→ **WHAT YOU WILL DO**: Sort through the data and copy the lines holding the word "Deinen".

→ **MATERIAL**:

◆ ◆ ◆ ◆ ◆

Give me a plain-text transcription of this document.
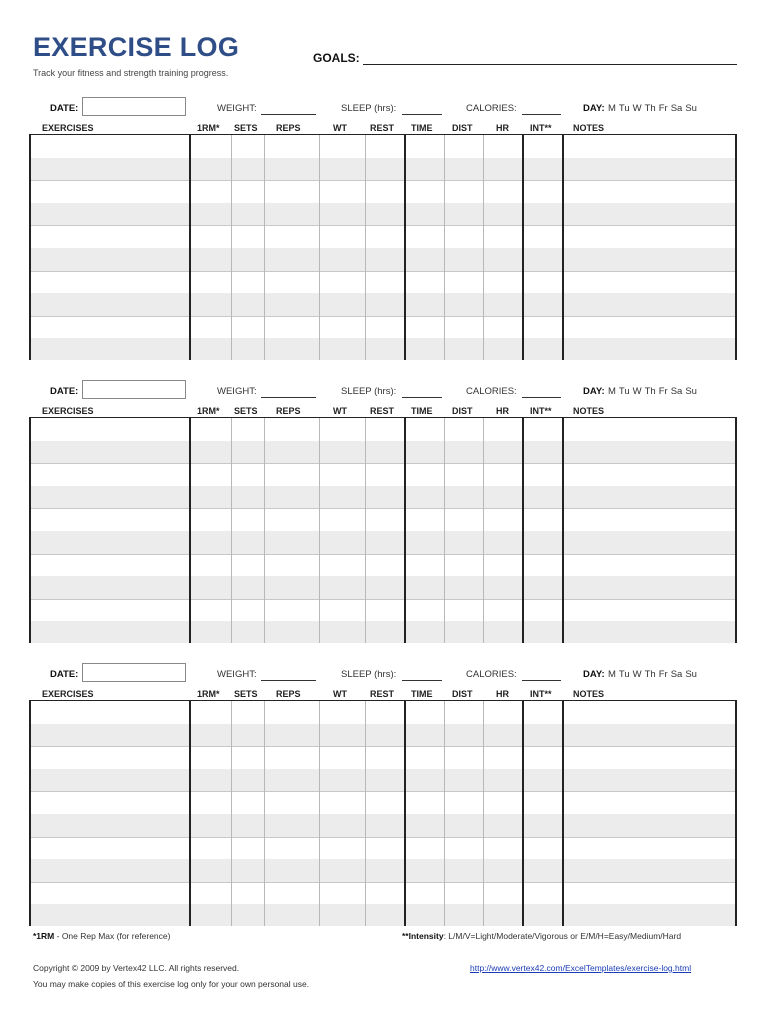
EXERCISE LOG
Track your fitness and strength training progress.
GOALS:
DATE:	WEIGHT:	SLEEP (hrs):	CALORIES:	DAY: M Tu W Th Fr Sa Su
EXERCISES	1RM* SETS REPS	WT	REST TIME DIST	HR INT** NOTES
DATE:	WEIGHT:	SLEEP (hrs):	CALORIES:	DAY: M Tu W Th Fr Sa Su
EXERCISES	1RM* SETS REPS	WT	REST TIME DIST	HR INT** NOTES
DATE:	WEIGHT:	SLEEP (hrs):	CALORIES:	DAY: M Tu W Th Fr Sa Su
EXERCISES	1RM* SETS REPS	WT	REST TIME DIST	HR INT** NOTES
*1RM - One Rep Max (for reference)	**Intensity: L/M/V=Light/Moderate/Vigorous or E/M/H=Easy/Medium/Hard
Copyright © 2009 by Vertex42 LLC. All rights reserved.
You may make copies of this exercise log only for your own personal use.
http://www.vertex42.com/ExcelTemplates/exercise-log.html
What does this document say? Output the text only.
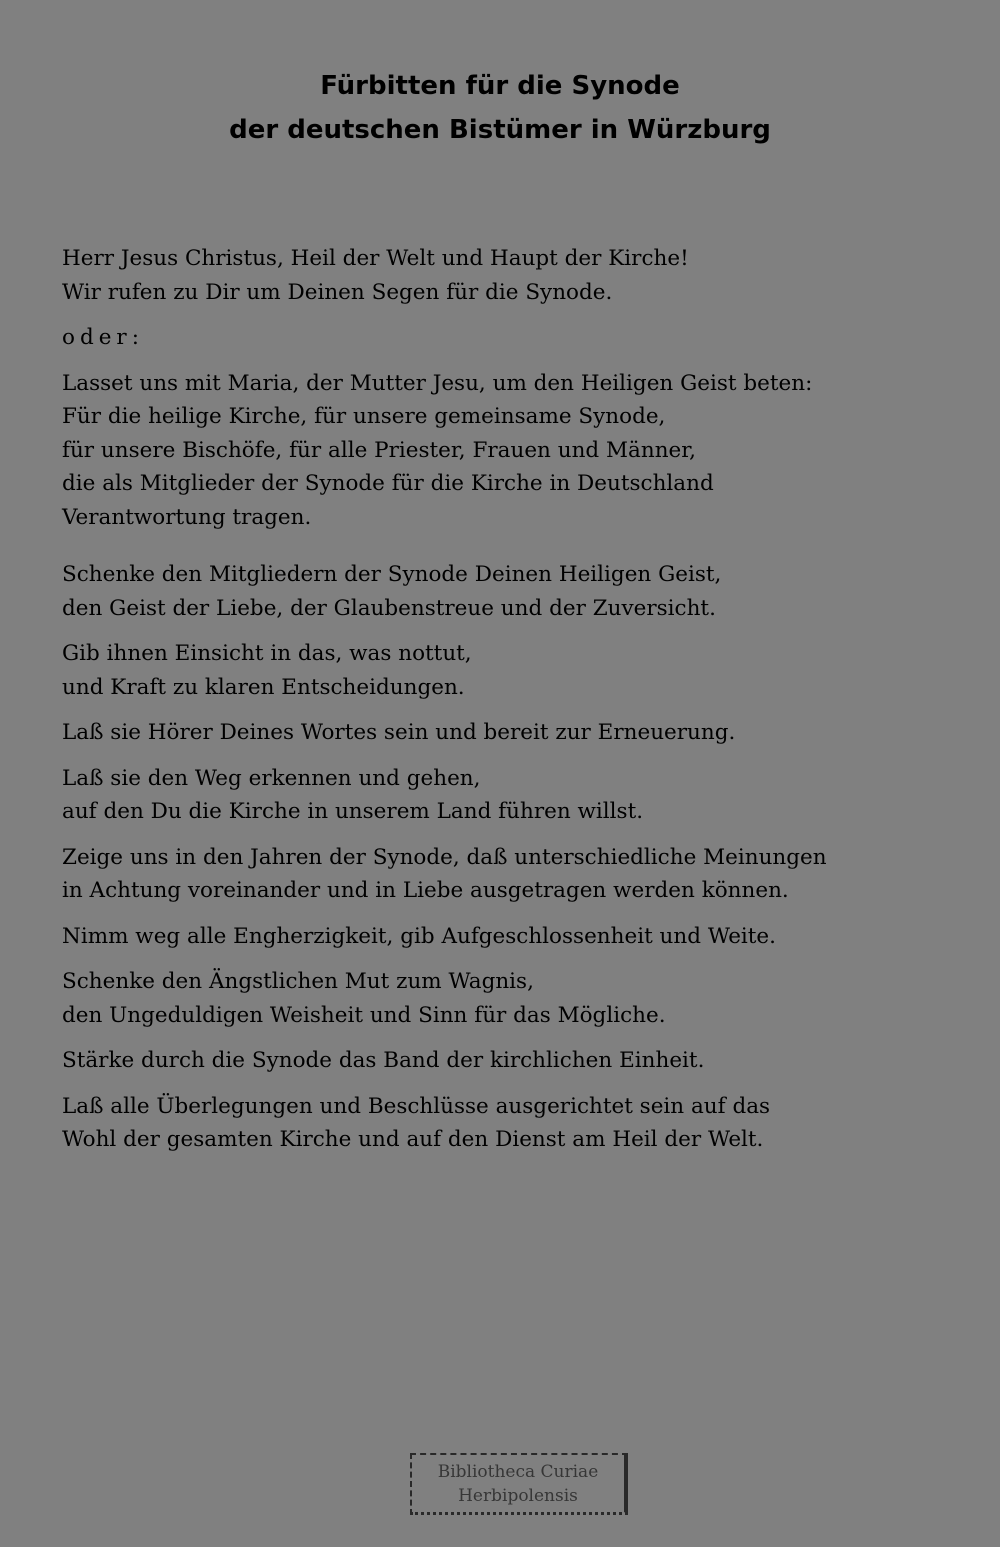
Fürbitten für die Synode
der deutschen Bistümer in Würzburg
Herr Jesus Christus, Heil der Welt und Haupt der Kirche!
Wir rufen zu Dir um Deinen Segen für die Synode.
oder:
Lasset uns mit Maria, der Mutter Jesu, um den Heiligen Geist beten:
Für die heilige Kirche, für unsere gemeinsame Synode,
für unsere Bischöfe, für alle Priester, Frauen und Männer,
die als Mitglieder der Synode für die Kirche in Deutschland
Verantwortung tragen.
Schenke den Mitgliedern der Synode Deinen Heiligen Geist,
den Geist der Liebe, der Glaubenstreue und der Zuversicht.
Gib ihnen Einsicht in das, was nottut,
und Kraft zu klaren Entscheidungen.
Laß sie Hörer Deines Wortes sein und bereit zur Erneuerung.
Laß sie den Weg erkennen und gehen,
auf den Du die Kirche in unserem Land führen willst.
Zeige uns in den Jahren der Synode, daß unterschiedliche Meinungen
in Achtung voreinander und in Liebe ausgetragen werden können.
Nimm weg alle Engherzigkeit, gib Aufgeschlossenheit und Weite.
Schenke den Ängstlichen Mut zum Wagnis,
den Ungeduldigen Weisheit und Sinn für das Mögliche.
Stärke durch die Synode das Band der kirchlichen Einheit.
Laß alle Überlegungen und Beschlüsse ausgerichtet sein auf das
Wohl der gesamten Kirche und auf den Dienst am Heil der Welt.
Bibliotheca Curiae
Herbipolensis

◆ ◆ ◆ ◆ ◆

→ **FULL SOLUTION**:
Wir rufen zu Dir um Deinen Segen für die Synode.
Schenke den Mitgliedern der Synode Deinen Heiligen Geist,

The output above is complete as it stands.